### Instruction
Copy out every line that contains "text".

### Task inputs
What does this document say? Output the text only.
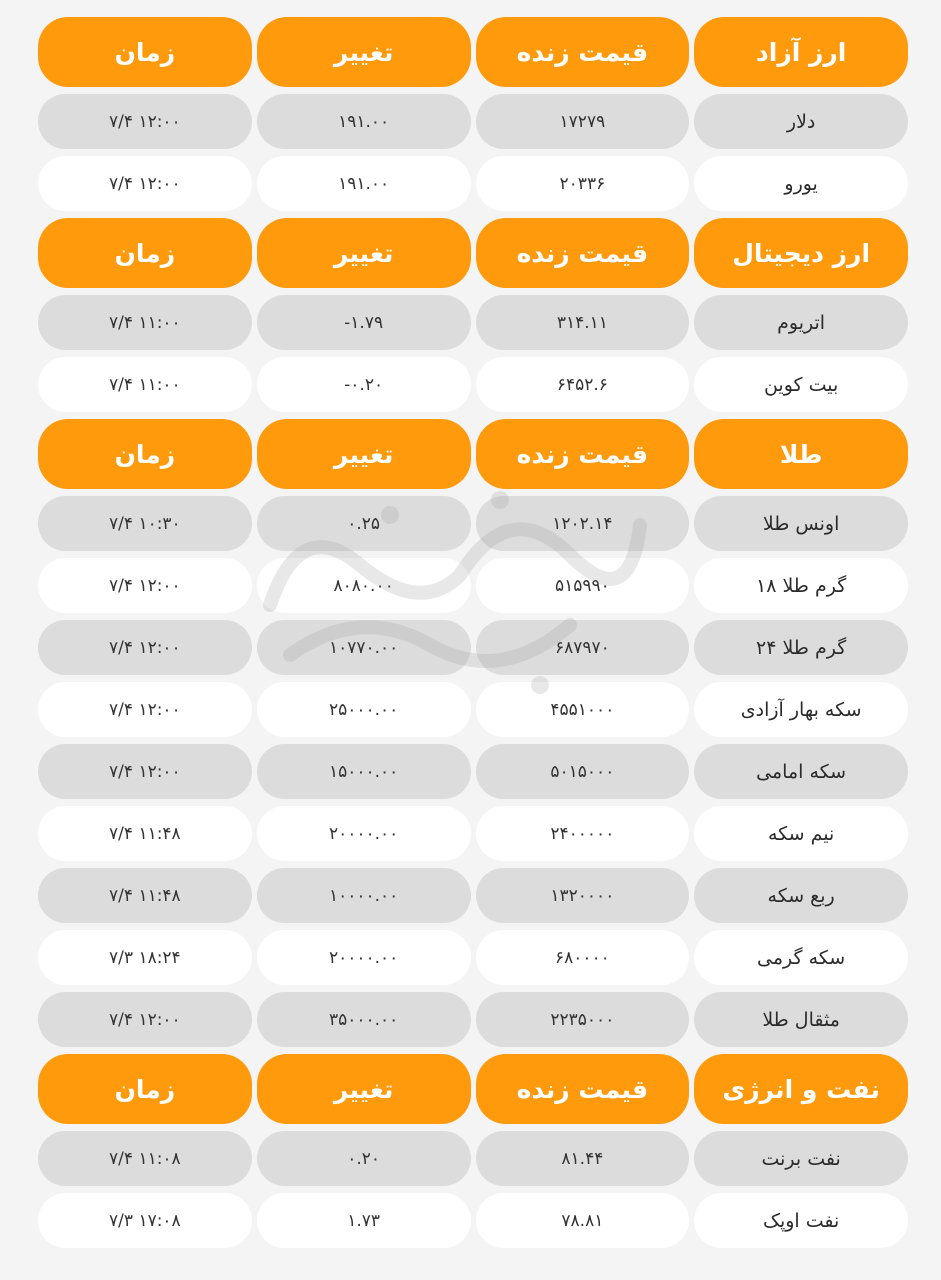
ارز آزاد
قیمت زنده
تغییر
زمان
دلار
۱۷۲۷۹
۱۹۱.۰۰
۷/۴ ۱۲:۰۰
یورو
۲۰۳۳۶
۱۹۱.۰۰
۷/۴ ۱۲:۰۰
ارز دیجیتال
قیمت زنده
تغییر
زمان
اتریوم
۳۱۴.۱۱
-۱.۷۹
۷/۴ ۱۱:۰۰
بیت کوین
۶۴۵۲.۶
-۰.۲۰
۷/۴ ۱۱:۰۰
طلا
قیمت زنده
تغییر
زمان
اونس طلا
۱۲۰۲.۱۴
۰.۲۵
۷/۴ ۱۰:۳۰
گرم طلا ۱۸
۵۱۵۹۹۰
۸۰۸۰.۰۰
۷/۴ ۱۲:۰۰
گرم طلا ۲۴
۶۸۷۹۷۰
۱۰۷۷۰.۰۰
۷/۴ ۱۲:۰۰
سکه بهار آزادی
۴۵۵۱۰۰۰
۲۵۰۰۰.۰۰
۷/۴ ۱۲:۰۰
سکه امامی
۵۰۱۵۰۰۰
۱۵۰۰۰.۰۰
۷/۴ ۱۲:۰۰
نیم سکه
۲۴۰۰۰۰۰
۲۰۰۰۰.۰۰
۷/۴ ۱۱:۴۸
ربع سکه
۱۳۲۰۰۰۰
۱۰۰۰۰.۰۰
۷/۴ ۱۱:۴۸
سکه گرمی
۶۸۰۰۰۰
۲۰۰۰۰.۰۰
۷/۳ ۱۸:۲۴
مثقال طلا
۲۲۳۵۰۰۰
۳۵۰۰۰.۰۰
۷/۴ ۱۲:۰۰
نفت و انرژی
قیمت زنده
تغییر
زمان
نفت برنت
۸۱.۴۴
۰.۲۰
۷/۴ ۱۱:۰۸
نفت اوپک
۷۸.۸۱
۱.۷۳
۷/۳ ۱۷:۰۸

...

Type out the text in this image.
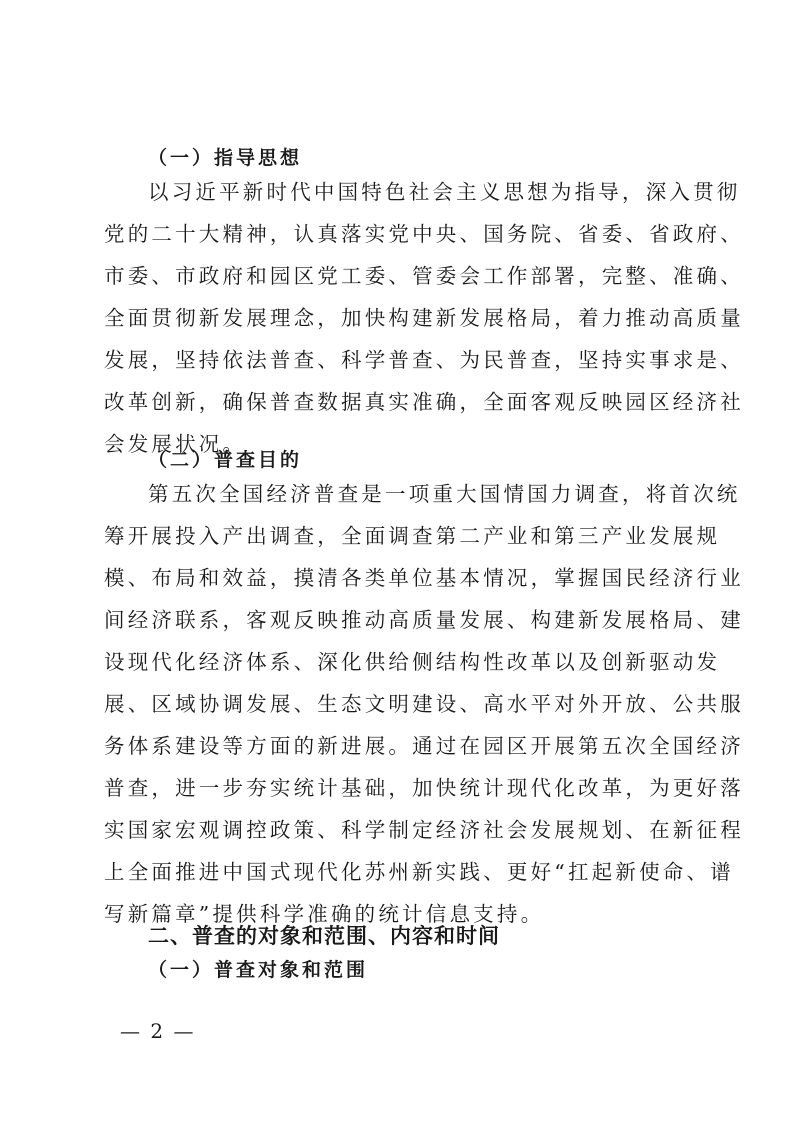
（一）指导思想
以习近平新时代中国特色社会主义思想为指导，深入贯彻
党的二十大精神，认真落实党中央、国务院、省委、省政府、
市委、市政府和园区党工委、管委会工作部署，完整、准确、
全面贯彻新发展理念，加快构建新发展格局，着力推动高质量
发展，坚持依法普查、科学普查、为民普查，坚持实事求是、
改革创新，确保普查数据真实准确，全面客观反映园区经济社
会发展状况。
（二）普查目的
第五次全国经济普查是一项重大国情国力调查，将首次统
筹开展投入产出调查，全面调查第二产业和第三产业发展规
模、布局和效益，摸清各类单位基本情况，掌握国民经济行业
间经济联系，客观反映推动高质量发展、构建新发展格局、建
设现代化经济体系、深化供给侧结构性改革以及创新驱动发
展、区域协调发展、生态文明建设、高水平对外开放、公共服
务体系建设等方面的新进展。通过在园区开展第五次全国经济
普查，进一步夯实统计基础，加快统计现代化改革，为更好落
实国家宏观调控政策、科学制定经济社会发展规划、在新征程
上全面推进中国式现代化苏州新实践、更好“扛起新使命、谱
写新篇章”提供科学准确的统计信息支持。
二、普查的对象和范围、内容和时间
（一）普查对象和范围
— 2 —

### Completed task
What does this document say? Output the text only.
Type out the text in this image.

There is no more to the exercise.